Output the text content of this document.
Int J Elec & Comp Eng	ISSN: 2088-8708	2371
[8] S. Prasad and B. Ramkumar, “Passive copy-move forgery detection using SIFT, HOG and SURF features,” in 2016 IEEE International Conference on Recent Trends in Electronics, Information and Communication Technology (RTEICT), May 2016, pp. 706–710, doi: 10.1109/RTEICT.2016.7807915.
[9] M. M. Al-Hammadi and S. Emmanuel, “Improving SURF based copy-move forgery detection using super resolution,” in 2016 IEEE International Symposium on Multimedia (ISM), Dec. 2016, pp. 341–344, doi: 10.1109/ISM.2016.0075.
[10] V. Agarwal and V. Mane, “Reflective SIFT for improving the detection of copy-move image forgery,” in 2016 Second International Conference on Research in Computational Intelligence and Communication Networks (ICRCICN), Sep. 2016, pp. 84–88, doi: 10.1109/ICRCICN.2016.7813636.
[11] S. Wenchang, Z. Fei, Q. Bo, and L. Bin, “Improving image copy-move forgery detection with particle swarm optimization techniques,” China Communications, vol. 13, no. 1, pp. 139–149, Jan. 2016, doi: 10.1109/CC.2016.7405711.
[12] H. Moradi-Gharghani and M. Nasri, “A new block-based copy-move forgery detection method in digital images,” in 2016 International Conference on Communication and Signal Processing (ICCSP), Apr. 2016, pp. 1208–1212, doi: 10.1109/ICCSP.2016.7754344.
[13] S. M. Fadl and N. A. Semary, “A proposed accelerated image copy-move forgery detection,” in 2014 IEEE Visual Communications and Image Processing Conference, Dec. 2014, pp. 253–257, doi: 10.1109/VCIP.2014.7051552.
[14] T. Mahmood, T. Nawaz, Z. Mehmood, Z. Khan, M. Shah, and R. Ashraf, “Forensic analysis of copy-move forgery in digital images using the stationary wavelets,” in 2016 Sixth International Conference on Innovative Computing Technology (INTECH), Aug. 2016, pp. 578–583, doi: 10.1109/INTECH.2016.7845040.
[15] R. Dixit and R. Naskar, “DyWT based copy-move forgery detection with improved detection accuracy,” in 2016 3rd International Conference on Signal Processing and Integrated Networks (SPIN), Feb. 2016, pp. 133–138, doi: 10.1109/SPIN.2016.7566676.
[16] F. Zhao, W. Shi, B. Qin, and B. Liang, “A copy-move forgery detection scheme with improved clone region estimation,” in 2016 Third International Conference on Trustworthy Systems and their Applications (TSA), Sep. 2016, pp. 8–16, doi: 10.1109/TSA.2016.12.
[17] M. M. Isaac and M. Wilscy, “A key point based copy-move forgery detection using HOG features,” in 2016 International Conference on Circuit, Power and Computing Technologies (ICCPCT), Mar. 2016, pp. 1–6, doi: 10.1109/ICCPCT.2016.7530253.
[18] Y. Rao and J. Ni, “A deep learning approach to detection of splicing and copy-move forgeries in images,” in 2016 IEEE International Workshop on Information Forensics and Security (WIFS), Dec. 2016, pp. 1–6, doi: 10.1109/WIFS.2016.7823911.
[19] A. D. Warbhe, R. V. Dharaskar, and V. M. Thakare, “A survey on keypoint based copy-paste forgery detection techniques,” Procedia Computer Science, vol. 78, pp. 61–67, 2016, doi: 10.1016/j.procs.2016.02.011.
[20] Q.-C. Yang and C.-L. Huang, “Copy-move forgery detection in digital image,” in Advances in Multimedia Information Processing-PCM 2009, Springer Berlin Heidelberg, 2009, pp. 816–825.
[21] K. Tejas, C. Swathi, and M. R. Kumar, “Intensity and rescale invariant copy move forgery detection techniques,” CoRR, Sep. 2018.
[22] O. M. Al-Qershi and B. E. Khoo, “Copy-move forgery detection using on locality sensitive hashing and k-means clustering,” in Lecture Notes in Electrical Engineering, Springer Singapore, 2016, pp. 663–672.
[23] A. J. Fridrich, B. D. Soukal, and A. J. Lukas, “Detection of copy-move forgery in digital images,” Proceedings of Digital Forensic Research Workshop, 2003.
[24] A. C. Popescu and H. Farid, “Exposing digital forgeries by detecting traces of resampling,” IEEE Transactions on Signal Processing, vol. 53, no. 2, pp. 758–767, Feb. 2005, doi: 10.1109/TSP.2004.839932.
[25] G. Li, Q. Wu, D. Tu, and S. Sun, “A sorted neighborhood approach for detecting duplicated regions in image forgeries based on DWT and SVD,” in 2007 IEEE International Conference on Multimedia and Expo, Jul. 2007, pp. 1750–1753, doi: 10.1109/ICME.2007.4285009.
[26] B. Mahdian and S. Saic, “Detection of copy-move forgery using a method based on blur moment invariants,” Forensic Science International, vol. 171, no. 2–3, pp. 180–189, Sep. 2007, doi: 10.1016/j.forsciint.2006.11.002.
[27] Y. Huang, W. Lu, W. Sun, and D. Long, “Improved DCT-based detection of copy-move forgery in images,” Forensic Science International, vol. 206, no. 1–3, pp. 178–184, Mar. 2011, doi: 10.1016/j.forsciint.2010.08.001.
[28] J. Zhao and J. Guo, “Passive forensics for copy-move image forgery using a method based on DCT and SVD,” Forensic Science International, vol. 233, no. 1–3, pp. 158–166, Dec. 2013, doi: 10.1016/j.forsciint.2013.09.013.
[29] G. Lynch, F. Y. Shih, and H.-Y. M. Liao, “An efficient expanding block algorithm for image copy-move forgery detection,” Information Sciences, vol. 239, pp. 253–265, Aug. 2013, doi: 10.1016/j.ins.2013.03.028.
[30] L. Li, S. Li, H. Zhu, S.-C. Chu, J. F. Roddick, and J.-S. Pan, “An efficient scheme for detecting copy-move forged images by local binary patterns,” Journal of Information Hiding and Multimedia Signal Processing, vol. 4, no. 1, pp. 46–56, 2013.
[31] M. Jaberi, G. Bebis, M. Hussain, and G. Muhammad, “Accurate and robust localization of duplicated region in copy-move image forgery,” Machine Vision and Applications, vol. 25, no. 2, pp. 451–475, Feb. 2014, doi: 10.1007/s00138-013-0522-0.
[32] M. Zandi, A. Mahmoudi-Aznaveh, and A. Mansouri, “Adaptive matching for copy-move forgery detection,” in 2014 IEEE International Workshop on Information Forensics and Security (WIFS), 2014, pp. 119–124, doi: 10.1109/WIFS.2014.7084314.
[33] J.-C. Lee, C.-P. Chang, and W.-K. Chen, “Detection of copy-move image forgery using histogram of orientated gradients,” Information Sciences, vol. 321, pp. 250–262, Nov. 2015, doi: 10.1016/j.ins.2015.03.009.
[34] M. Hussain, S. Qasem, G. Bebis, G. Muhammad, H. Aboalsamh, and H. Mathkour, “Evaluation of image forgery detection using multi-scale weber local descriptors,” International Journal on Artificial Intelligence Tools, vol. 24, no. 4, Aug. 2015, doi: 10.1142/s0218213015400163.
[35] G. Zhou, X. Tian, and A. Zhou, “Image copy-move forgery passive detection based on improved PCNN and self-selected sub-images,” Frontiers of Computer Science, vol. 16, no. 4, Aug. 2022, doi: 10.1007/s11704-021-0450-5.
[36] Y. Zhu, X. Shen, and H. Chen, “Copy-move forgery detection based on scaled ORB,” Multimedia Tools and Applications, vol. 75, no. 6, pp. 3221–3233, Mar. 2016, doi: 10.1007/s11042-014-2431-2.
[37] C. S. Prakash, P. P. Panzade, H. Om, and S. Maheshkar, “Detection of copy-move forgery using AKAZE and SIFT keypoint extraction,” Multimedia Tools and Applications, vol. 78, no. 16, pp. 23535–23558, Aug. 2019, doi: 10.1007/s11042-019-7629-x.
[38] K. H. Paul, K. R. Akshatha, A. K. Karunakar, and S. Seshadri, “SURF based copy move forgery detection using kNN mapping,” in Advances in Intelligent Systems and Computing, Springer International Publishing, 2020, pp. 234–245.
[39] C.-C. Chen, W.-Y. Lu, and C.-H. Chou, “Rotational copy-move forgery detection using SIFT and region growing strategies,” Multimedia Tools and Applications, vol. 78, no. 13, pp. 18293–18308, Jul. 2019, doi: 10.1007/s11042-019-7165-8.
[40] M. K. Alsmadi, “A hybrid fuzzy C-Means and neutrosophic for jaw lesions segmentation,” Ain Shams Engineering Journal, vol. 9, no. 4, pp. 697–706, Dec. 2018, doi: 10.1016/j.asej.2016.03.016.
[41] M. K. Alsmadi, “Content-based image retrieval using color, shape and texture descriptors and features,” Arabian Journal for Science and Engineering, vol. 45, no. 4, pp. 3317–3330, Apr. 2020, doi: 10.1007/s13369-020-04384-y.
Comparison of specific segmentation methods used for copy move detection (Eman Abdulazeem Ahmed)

==========

## [Exercise]
Answer with a single number: the count of lines holding the word "Processing".

## [Response to the exercise]
6